*WRITTEN PROBLEM*: Look through the listing and locate every line containing the word "History"; copy those lines.

[Items listed in a dataset]
○ ○ ○ ○
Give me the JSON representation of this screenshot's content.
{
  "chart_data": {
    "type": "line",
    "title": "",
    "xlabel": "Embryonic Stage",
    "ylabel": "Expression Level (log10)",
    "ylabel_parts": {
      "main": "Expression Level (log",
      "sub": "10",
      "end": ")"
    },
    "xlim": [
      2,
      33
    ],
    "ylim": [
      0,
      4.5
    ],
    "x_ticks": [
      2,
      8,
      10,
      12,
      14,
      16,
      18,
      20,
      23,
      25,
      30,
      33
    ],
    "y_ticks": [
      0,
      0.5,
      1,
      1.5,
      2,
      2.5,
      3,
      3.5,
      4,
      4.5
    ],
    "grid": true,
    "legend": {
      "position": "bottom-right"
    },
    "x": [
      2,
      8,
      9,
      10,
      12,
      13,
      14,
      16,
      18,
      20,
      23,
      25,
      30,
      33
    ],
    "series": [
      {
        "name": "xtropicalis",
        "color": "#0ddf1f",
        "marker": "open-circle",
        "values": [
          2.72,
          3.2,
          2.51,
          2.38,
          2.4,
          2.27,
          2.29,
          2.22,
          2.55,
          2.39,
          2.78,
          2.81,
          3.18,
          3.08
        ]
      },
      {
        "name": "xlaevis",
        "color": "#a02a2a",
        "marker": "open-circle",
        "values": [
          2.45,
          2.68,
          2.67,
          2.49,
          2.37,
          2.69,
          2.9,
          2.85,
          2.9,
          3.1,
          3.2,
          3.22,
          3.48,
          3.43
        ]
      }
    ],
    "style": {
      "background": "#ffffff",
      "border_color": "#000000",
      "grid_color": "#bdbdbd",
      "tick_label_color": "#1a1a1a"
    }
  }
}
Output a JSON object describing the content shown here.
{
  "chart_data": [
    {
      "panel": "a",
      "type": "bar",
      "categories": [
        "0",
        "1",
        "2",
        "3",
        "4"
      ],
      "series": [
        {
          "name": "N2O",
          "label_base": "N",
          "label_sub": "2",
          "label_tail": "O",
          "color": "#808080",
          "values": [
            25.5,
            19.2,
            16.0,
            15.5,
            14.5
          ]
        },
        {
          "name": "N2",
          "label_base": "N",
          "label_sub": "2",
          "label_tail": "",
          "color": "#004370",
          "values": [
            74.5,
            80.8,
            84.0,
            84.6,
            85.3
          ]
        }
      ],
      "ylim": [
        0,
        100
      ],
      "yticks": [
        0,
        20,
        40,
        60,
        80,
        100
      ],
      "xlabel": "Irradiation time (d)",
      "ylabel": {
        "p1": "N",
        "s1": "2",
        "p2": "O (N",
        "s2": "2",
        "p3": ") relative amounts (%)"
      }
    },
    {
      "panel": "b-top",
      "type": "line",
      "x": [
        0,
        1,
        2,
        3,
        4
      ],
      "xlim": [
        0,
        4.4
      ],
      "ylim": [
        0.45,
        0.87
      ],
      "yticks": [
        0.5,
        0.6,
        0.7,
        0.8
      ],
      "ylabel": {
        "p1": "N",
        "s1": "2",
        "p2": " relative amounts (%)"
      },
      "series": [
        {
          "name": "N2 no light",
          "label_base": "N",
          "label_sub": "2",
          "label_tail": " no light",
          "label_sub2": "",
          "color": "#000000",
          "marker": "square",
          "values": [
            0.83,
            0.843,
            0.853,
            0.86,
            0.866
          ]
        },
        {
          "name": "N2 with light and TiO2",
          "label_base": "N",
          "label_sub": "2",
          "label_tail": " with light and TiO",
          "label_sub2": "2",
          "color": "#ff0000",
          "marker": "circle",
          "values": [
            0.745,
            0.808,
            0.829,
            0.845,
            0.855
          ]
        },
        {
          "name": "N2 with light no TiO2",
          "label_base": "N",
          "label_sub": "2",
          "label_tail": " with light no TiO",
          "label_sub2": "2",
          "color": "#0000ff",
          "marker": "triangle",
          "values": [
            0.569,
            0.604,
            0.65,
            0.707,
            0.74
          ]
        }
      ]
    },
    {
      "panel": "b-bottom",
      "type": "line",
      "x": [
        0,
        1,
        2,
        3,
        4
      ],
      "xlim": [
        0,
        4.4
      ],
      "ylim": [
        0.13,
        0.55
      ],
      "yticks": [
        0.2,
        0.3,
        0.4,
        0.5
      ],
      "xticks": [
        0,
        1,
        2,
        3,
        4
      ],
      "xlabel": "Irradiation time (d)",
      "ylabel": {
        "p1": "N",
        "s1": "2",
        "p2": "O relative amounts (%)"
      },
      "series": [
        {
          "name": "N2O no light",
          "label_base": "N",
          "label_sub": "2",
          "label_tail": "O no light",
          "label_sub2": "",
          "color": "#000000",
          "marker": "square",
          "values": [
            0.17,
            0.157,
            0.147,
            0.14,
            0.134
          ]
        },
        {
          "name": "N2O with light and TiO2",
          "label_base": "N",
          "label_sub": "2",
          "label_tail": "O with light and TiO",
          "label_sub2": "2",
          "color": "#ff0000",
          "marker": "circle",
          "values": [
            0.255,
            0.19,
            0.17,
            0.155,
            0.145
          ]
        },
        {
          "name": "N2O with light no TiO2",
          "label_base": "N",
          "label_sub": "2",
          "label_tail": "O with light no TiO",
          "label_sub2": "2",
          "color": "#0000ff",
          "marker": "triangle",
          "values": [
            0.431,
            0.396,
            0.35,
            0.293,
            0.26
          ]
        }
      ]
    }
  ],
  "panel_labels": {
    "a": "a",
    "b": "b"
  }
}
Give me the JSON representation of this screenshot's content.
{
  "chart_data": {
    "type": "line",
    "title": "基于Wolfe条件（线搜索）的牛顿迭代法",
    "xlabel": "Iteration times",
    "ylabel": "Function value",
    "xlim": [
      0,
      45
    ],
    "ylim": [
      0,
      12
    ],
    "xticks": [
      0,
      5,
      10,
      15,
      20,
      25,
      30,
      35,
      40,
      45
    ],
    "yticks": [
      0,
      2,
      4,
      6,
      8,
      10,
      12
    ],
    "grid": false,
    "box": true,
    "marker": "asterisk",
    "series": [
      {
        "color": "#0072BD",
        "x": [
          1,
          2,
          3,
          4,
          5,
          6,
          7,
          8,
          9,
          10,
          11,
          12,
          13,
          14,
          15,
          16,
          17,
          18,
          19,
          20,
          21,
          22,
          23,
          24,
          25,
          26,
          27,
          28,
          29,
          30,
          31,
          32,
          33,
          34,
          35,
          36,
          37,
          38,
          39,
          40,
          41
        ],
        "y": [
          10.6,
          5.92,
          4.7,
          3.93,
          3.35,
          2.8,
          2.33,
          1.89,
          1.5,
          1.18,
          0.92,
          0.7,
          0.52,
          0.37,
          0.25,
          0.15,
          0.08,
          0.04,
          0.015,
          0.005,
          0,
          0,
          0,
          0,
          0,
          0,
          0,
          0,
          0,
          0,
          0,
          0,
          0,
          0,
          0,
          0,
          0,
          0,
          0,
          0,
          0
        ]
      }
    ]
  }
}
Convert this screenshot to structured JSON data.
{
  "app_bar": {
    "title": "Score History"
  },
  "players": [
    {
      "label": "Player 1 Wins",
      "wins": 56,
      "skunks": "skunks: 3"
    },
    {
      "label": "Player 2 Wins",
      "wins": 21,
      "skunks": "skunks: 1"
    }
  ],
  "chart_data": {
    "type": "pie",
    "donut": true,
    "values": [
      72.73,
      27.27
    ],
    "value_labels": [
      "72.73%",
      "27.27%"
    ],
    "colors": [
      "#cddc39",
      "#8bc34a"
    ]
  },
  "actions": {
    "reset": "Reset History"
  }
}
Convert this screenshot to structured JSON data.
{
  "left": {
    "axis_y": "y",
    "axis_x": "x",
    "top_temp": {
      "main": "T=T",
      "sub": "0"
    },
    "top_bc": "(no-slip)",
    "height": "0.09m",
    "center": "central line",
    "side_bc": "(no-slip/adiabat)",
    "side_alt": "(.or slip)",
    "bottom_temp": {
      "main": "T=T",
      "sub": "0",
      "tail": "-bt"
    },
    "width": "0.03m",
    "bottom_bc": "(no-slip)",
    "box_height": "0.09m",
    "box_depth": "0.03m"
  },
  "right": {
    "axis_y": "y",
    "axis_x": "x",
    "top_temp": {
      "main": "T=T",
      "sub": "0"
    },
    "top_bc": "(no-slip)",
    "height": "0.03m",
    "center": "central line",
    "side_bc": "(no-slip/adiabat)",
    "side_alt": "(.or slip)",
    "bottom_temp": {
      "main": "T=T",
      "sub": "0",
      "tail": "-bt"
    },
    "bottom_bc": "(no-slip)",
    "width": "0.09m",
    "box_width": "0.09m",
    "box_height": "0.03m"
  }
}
○ ○ ○ ○
*FULL OUTPUT*:
    "title": "Score History"
    "reset": "Reset History"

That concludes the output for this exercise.